[Figure contents as structured data]

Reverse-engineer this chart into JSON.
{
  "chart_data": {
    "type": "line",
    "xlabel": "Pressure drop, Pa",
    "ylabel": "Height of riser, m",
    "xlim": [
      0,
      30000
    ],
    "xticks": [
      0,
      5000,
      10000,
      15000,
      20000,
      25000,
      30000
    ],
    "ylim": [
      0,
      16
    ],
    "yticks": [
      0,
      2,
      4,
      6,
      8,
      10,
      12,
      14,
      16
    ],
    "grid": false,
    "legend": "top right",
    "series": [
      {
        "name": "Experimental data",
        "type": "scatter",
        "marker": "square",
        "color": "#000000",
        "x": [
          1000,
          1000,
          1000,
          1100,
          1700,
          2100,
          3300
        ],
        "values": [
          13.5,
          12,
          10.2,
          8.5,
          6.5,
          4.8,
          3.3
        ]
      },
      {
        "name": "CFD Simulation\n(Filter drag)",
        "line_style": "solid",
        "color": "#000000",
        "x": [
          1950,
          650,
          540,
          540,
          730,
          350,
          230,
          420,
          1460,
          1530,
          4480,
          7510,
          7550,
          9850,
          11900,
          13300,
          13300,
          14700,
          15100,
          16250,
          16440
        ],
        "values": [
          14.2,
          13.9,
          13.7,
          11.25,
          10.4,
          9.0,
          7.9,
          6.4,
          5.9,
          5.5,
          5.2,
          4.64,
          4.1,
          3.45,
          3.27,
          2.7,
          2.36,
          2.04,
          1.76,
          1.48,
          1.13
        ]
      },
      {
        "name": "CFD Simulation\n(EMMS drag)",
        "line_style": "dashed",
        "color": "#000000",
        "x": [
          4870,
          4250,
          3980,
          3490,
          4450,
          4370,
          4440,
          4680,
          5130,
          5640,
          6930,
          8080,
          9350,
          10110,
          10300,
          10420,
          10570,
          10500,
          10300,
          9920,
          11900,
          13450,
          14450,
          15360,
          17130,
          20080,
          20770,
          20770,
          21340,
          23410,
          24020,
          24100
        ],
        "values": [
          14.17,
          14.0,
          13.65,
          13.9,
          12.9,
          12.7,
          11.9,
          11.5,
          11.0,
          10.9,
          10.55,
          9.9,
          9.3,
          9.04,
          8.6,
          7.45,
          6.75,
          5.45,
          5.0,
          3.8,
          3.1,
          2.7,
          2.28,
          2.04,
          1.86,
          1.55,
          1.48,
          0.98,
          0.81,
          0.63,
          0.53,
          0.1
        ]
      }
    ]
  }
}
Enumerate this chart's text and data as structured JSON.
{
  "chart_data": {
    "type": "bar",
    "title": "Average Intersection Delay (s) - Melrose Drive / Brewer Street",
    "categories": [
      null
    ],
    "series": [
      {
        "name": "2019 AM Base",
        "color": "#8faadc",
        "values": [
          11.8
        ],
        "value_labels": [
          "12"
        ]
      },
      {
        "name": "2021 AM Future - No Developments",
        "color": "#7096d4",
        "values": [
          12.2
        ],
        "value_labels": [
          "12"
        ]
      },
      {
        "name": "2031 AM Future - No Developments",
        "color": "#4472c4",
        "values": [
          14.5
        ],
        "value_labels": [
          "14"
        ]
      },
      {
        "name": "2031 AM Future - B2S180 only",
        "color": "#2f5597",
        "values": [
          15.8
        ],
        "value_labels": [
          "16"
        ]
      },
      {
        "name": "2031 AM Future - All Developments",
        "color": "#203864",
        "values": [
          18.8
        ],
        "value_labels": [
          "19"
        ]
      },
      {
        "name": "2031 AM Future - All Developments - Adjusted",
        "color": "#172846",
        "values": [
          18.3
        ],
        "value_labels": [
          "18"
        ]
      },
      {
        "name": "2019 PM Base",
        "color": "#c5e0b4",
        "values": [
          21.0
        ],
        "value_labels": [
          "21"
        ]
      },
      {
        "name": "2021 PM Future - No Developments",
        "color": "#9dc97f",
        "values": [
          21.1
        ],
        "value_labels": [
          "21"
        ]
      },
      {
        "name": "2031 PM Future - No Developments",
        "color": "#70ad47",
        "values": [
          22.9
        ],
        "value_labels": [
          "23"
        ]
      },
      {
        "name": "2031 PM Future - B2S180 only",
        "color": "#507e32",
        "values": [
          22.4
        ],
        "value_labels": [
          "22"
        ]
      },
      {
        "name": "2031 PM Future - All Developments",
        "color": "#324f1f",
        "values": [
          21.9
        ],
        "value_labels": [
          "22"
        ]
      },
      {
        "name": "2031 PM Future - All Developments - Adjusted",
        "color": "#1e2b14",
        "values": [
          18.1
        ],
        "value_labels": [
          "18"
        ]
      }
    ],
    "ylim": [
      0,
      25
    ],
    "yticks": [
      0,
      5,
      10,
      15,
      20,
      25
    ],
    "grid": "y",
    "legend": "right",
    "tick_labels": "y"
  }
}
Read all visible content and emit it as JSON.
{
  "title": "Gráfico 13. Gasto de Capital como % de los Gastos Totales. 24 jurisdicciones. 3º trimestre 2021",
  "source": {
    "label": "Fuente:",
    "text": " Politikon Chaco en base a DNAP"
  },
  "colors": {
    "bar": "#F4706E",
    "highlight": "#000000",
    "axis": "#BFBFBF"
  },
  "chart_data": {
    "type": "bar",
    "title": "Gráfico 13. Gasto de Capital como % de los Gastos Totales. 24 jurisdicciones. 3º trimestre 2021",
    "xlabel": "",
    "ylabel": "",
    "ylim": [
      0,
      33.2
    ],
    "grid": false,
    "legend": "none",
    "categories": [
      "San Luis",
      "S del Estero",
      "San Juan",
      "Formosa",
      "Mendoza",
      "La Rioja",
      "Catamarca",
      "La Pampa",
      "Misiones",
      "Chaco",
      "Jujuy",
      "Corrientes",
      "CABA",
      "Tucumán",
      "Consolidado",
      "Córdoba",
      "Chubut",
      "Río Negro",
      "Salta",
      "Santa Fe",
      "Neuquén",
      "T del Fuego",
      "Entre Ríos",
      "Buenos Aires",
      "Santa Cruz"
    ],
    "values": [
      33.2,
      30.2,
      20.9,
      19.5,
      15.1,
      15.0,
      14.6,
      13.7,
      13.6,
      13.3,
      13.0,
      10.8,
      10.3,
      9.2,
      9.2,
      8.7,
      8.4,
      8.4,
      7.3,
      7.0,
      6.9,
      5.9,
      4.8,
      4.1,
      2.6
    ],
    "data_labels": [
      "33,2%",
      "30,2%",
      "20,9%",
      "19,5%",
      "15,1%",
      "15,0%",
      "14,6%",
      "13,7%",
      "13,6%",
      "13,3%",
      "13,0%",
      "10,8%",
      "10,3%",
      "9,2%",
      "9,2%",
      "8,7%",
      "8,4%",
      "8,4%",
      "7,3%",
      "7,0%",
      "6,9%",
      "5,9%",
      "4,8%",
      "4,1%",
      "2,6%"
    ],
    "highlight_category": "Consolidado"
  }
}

**REQUIREMENTS**
Set down each entry again, unchanged.

**RESULT OF THE EXERCISE**
Reverse-engineer this chart into JSON.
{
  "chart_data": {
    "type": "line",
    "xlabel": "Pressure drop, Pa",
    "ylabel": "Height of riser, m",
    "xlim": [
      0,
      30000
    ],
    "xticks": [
      0,
      5000,
      10000,
      15000,
      20000,
      25000,
      30000
    ],
    "ylim": [
      0,
      16
    ],
    "yticks": [
      0,
      2,
      4,
      6,
      8,
      10,
      12,
      14,
      16
    ],
    "grid": false,
    "legend": "top right",
    "series": [
      {
        "name": "Experimental data",
        "type": "scatter",
        "marker": "square",
        "color": "#000000",
        "x": [
          1000,
          1000,
          1000,
          1100,
          1700,
          2100,
          3300
        ],
        "values": [
          13.5,
          12,
          10.2,
          8.5,
          6.5,
          4.8,
          3.3
        ]
      },
      {
        "name": "CFD Simulation\n(Filter drag)",
        "line_style": "solid",
        "color": "#000000",
        "x": [
          1950,
          650,
          540,
          540,
          730,
          350,
          230,
          420,
          1460,
          1530,
          4480,
          7510,
          7550,
          9850,
          11900,
          13300,
          13300,
          14700,
          15100,
          16250,
          16440
        ],
        "values": [
          14.2,
          13.9,
          13.7,
          11.25,
          10.4,
          9.0,
          7.9,
          6.4,
          5.9,
          5.5,
          5.2,
          4.64,
          4.1,
          3.45,
          3.27,
          2.7,
          2.36,
          2.04,
          1.76,
          1.48,
          1.13
        ]
      },
      {
        "name": "CFD Simulation\n(EMMS drag)",
        "line_style": "dashed",
        "color": "#000000",
        "x": [
          4870,
          4250,
          3980,
          3490,
          4450,
          4370,
          4440,
          4680,
          5130,
          5640,
          6930,
          8080,
          9350,
          10110,
          10300,
          10420,
          10570,
          10500,
          10300,
          9920,
          11900,
          13450,
          14450,
          15360,
          17130,
          20080,
          20770,
          20770,
          21340,
          23410,
          24020,
          24100
        ],
        "values": [
          14.17,
          14.0,
          13.65,
          13.9,
          12.9,
          12.7,
          11.9,
          11.5,
          11.0,
          10.9,
          10.55,
          9.9,
          9.3,
          9.04,
          8.6,
          7.45,
          6.75,
          5.45,
          5.0,
          3.8,
          3.1,
          2.7,
          2.28,
          2.04,
          1.86,
          1.55,
          1.48,
          0.98,
          0.81,
          0.63,
          0.53,
          0.1
        ]
      }
    ]
  }
}
Enumerate this chart's text and data as structured JSON.
{
  "chart_data": {
    "type": "bar",
    "title": "Average Intersection Delay (s) - Melrose Drive / Brewer Street",
    "categories": [
      null
    ],
    "series": [
      {
        "name": "2019 AM Base",
        "color": "#8faadc",
        "values": [
          11.8
        ],
        "value_labels": [
          "12"
        ]
      },
      {
        "name": "2021 AM Future - No Developments",
        "color": "#7096d4",
        "values": [
          12.2
        ],
        "value_labels": [
          "12"
        ]
      },
      {
        "name": "2031 AM Future - No Developments",
        "color": "#4472c4",
        "values": [
          14.5
        ],
        "value_labels": [
          "14"
        ]
      },
      {
        "name": "2031 AM Future - B2S180 only",
        "color": "#2f5597",
        "values": [
          15.8
        ],
        "value_labels": [
          "16"
        ]
      },
      {
        "name": "2031 AM Future - All Developments",
        "color": "#203864",
        "values": [
          18.8
        ],
        "value_labels": [
          "19"
        ]
      },
      {
        "name": "2031 AM Future - All Developments - Adjusted",
        "color": "#172846",
        "values": [
          18.3
        ],
        "value_labels": [
          "18"
        ]
      },
      {
        "name": "2019 PM Base",
        "color": "#c5e0b4",
        "values": [
          21.0
        ],
        "value_labels": [
          "21"
        ]
      },
      {
        "name": "2021 PM Future - No Developments",
        "color": "#9dc97f",
        "values": [
          21.1
        ],
        "value_labels": [
          "21"
        ]
      },
      {
        "name": "2031 PM Future - No Developments",
        "color": "#70ad47",
        "values": [
          22.9
        ],
        "value_labels": [
          "23"
        ]
      },
      {
        "name": "2031 PM Future - B2S180 only",
        "color": "#507e32",
        "values": [
          22.4
        ],
        "value_labels": [
          "22"
        ]
      },
      {
        "name": "2031 PM Future - All Developments",
        "color": "#324f1f",
        "values": [
          21.9
        ],
        "value_labels": [
          "22"
        ]
      },
      {
        "name": "2031 PM Future - All Developments - Adjusted",
        "color": "#1e2b14",
        "values": [
          18.1
        ],
        "value_labels": [
          "18"
        ]
      }
    ],
    "ylim": [
      0,
      25
    ],
    "yticks": [
      0,
      5,
      10,
      15,
      20,
      25
    ],
    "grid": "y",
    "legend": "right",
    "tick_labels": "y"
  }
}
Read all visible content and emit it as JSON.
{
  "title": "Gráfico 13. Gasto de Capital como % de los Gastos Totales. 24 jurisdicciones. 3º trimestre 2021",
  "source": {
    "label": "Fuente:",
    "text": " Politikon Chaco en base a DNAP"
  },
  "colors": {
    "bar": "#F4706E",
    "highlight": "#000000",
    "axis": "#BFBFBF"
  },
  "chart_data": {
    "type": "bar",
    "title": "Gráfico 13. Gasto de Capital como % de los Gastos Totales. 24 jurisdicciones. 3º trimestre 2021",
    "xlabel": "",
    "ylabel": "",
    "ylim": [
      0,
      33.2
    ],
    "grid": false,
    "legend": "none",
    "categories": [
      "San Luis",
      "S del Estero",
      "San Juan",
      "Formosa",
      "Mendoza",
      "La Rioja",
      "Catamarca",
      "La Pampa",
      "Misiones",
      "Chaco",
      "Jujuy",
      "Corrientes",
      "CABA",
      "Tucumán",
      "Consolidado",
      "Córdoba",
      "Chubut",
      "Río Negro",
      "Salta",
      "Santa Fe",
      "Neuquén",
      "T del Fuego",
      "Entre Ríos",
      "Buenos Aires",
      "Santa Cruz"
    ],
    "values": [
      33.2,
      30.2,
      20.9,
      19.5,
      15.1,
      15.0,
      14.6,
      13.7,
      13.6,
      13.3,
      13.0,
      10.8,
      10.3,
      9.2,
      9.2,
      8.7,
      8.4,
      8.4,
      7.3,
      7.0,
      6.9,
      5.9,
      4.8,
      4.1,
      2.6
    ],
    "data_labels": [
      "33,2%",
      "30,2%",
      "20,9%",
      "19,5%",
      "15,1%",
      "15,0%",
      "14,6%",
      "13,7%",
      "13,6%",
      "13,3%",
      "13,0%",
      "10,8%",
      "10,3%",
      "9,2%",
      "9,2%",
      "8,7%",
      "8,4%",
      "8,4%",
      "7,3%",
      "7,0%",
      "6,9%",
      "5,9%",
      "4,8%",
      "4,1%",
      "2,6%"
    ],
    "highlight_category": "Consolidado"
  }
}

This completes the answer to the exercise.